● **Problem description**
Examine the entries and show every line in which the word "should" is found.

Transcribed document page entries
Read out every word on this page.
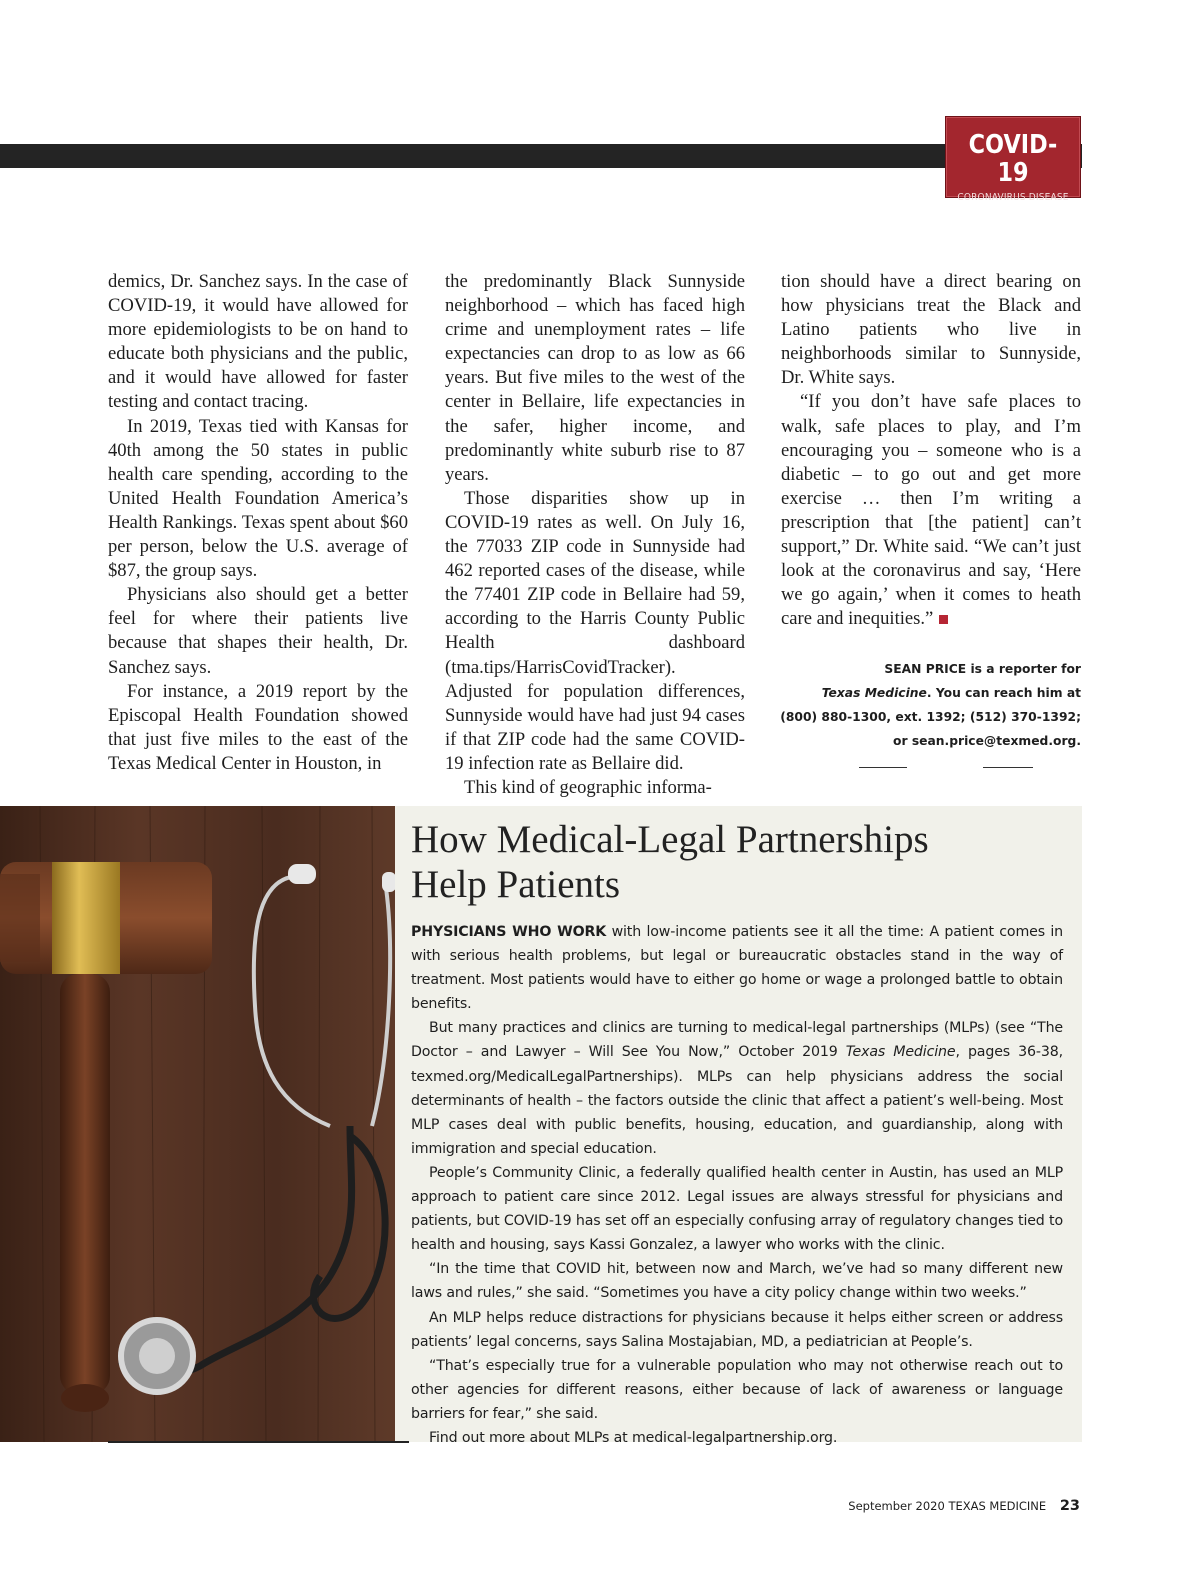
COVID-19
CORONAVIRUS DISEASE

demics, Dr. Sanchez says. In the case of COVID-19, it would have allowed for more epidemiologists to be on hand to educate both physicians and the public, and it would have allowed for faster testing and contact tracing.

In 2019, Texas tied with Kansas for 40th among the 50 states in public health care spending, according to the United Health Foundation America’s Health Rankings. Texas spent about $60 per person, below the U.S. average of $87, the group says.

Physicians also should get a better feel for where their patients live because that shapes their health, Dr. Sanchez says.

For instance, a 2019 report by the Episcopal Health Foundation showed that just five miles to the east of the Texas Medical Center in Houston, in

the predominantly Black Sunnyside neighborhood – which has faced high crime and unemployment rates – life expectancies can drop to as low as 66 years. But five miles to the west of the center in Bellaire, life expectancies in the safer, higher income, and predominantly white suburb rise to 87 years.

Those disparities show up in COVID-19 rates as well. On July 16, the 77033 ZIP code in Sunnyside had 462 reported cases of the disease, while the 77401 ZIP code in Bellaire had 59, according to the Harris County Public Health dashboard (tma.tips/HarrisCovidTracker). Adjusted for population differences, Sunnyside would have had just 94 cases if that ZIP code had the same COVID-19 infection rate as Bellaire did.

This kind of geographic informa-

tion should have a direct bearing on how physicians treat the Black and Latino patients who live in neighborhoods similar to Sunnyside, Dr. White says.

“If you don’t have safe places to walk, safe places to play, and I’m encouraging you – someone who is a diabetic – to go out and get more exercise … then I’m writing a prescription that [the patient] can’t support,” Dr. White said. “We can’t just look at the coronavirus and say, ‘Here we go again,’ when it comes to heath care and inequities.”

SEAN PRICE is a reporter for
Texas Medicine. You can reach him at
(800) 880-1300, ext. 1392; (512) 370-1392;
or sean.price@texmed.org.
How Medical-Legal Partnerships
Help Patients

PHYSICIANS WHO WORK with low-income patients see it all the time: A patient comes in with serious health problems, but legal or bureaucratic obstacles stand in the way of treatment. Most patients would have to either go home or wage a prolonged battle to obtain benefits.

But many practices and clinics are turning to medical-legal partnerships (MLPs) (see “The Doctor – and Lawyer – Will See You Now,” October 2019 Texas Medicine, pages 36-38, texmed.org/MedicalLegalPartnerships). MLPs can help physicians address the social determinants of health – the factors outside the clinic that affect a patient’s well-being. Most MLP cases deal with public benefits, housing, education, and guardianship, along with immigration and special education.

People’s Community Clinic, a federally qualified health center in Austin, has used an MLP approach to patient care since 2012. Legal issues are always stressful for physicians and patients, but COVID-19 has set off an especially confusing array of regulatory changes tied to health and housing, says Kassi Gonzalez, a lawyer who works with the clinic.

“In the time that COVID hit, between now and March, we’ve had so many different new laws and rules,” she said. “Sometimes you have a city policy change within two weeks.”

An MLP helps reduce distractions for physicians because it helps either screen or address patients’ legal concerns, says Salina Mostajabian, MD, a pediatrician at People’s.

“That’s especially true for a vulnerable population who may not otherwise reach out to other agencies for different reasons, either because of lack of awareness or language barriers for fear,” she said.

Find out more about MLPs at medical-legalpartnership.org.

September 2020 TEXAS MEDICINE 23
---
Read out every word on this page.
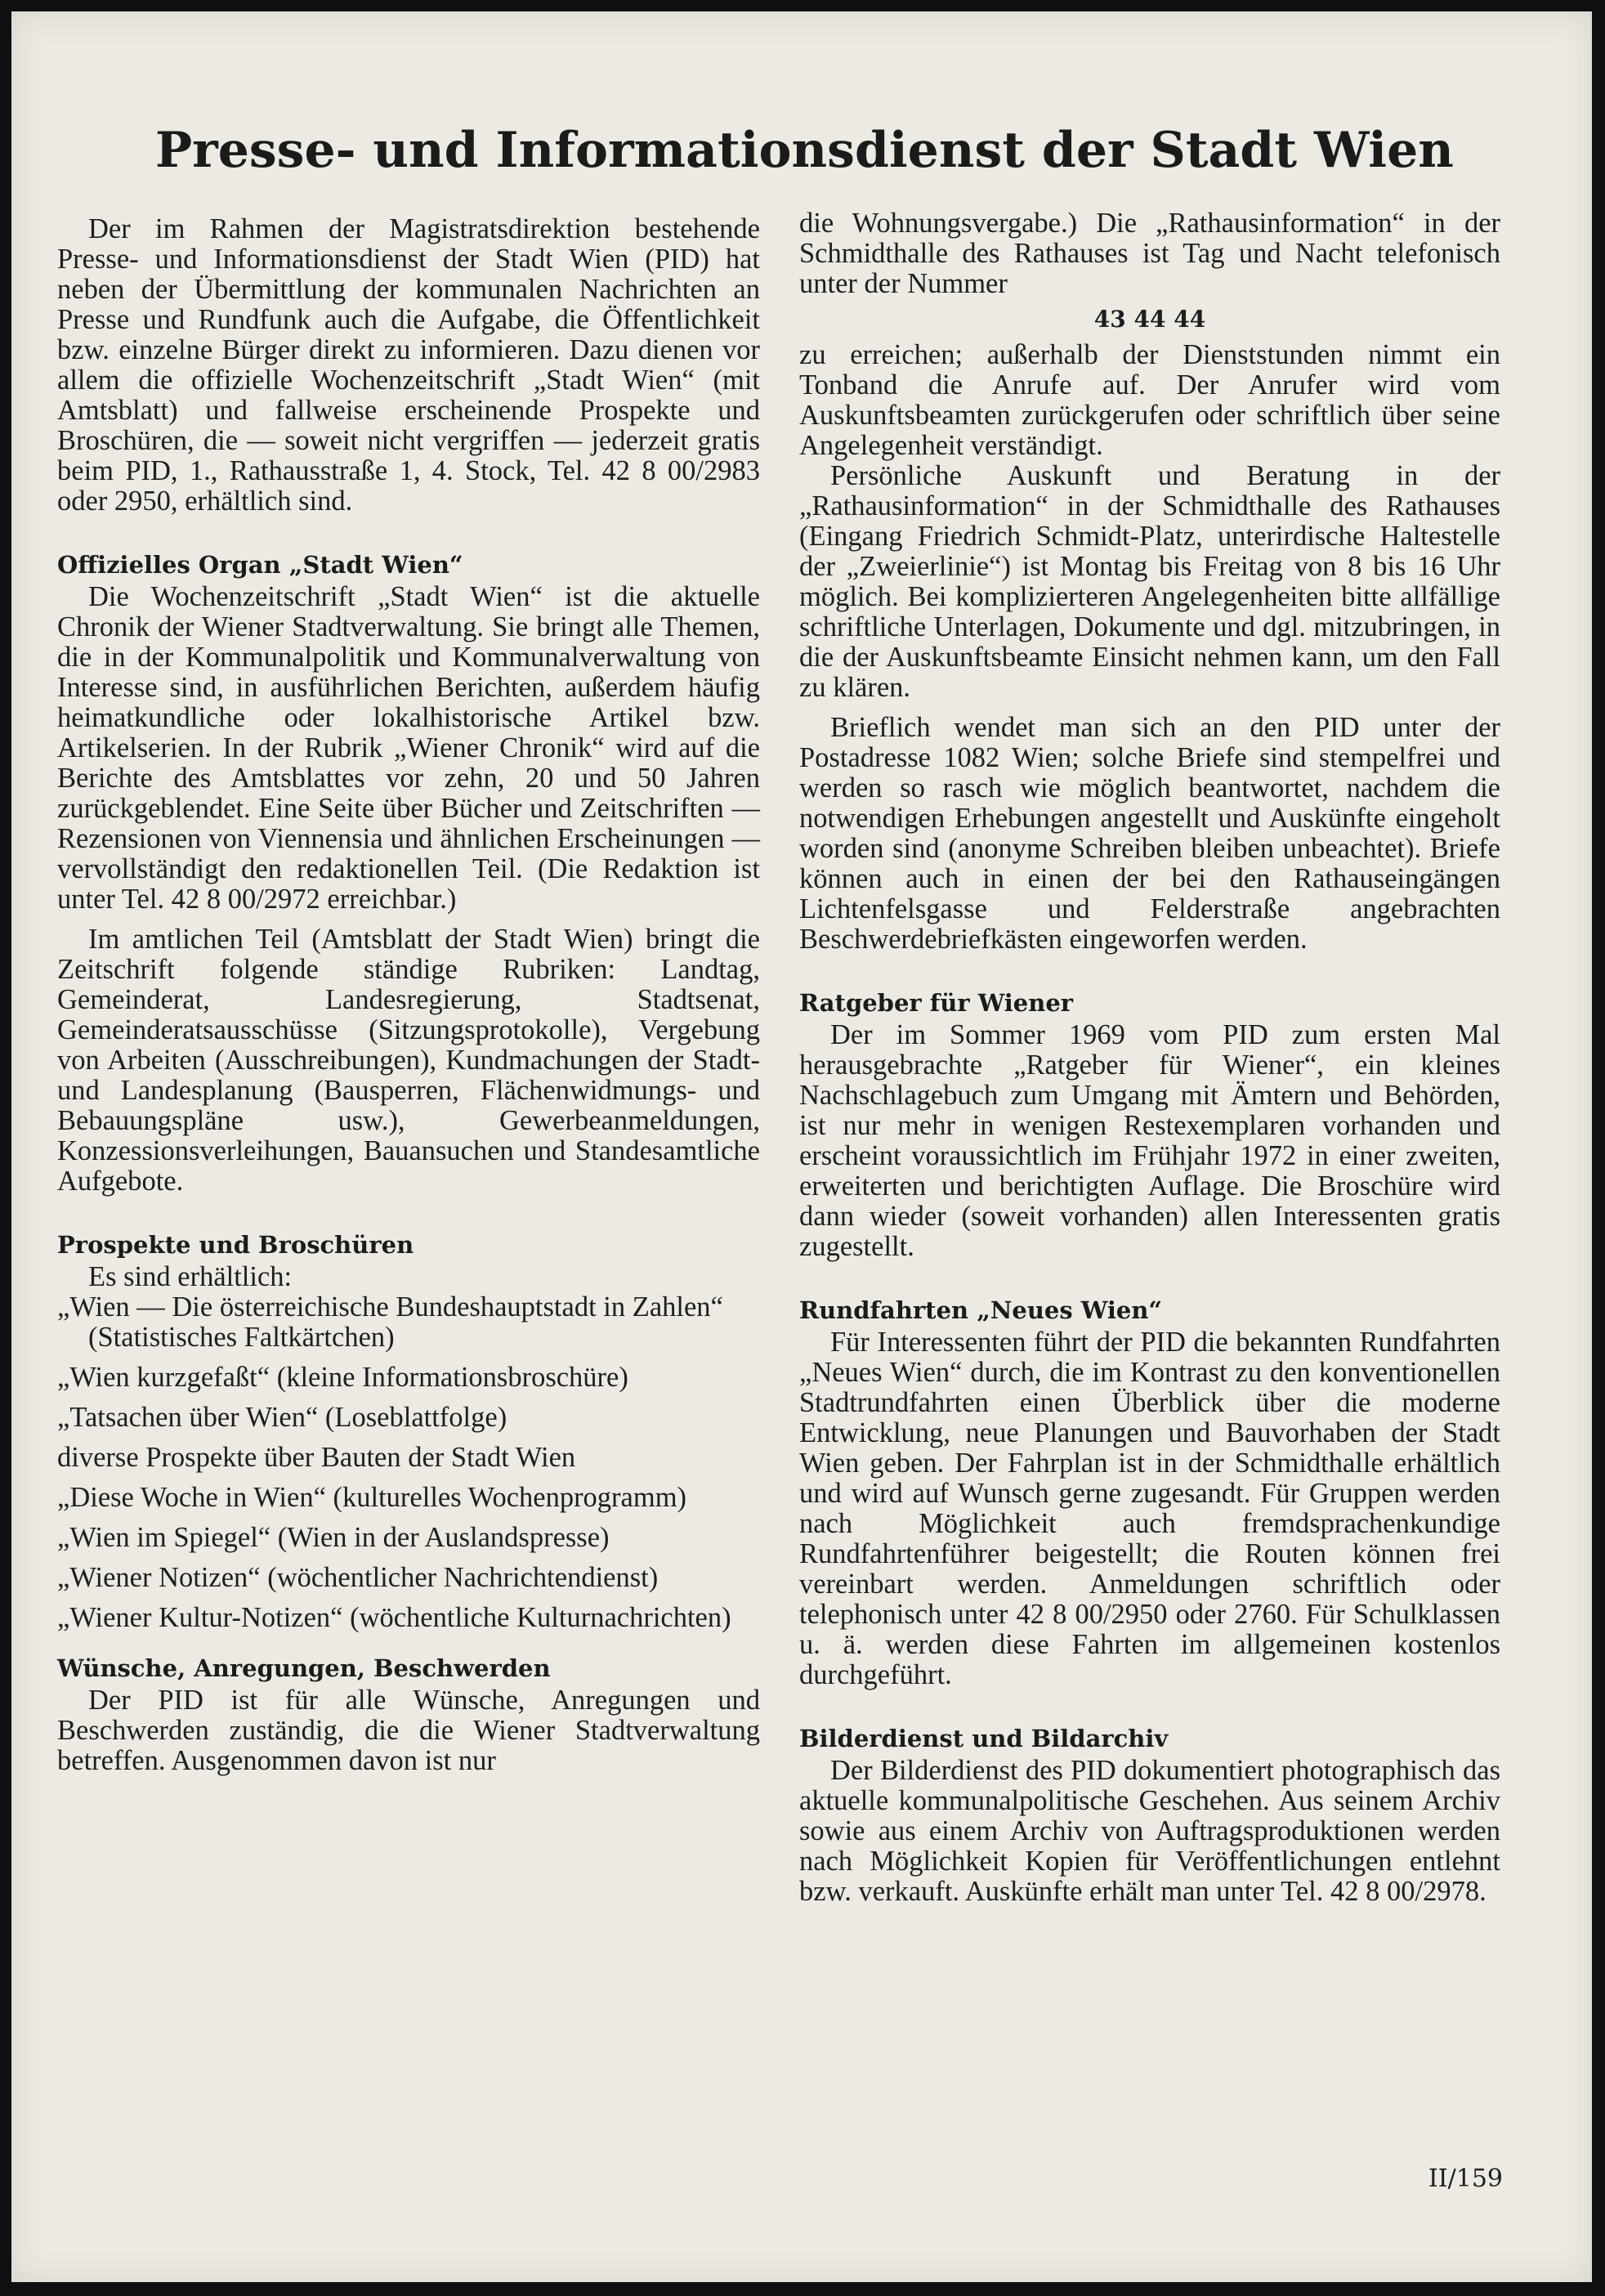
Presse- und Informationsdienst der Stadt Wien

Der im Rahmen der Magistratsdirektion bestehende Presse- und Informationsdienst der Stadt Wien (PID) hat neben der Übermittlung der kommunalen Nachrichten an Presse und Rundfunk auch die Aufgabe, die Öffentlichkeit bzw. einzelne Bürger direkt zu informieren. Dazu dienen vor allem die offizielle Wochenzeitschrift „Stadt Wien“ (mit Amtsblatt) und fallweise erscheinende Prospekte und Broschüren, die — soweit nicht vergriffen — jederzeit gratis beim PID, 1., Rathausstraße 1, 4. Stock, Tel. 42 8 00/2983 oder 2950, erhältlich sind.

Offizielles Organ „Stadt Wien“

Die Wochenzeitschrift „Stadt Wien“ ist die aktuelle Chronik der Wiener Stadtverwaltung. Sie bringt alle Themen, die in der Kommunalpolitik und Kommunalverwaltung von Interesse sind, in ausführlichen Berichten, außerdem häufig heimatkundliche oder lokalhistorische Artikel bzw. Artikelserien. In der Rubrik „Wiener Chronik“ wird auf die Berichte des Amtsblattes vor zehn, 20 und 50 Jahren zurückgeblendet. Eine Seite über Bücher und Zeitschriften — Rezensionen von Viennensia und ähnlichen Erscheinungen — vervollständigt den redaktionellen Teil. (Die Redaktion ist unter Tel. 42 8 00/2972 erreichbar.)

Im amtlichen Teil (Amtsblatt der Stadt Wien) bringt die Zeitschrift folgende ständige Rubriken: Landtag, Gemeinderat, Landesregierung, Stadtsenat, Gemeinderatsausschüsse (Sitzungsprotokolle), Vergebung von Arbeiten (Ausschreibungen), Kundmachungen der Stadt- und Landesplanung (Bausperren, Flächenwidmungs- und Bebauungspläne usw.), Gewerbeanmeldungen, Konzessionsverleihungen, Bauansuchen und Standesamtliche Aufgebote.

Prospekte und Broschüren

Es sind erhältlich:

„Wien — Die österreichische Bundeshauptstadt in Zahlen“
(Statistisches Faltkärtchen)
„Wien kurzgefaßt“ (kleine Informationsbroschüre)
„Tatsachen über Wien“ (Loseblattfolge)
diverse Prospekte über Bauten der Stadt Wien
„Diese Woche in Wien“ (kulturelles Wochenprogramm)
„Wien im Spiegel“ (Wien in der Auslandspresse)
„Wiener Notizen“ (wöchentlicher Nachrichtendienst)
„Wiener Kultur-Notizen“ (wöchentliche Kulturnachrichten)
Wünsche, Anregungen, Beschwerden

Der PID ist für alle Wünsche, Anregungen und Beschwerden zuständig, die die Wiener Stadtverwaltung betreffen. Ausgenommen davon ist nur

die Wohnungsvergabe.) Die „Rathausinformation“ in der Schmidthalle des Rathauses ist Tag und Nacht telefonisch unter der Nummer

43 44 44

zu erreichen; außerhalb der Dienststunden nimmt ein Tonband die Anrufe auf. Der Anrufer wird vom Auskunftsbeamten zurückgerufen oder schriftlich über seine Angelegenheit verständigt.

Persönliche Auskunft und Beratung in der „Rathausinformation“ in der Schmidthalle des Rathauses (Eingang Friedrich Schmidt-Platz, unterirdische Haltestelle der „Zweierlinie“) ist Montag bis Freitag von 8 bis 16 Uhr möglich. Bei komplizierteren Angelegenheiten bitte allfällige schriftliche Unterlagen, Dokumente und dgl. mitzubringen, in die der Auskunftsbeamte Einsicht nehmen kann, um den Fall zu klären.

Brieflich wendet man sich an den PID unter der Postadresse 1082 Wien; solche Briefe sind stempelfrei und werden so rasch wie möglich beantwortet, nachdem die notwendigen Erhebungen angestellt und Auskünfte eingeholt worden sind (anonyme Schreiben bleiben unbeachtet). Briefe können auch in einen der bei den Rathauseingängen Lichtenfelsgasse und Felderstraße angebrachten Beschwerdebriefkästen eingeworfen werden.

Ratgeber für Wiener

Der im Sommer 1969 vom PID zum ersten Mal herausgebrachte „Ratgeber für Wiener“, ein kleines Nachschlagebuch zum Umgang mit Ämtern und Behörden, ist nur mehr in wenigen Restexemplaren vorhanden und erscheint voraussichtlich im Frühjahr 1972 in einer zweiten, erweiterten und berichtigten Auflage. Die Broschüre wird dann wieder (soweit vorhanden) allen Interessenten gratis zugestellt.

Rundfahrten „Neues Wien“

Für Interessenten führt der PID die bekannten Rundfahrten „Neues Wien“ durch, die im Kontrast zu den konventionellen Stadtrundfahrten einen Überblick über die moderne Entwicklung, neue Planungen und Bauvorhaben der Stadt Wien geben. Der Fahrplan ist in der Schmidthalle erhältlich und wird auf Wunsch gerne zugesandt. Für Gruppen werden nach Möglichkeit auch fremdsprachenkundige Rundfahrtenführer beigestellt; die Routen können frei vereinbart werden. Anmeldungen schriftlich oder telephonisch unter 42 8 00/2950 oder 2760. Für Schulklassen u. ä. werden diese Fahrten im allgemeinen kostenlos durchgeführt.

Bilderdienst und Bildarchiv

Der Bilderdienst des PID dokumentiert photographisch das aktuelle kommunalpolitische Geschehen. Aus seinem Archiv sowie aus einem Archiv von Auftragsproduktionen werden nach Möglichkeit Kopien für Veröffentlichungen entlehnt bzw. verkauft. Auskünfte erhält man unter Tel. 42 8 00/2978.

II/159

● **Expected answer**
Physicians also should get a better feel for where their patients live because that shapes their health, Dr. Sanchez says.
tion should have a direct bearing on how physicians treat the Black and Latino patients who live in neighborhoods similar to Sunnyside, Dr. White says.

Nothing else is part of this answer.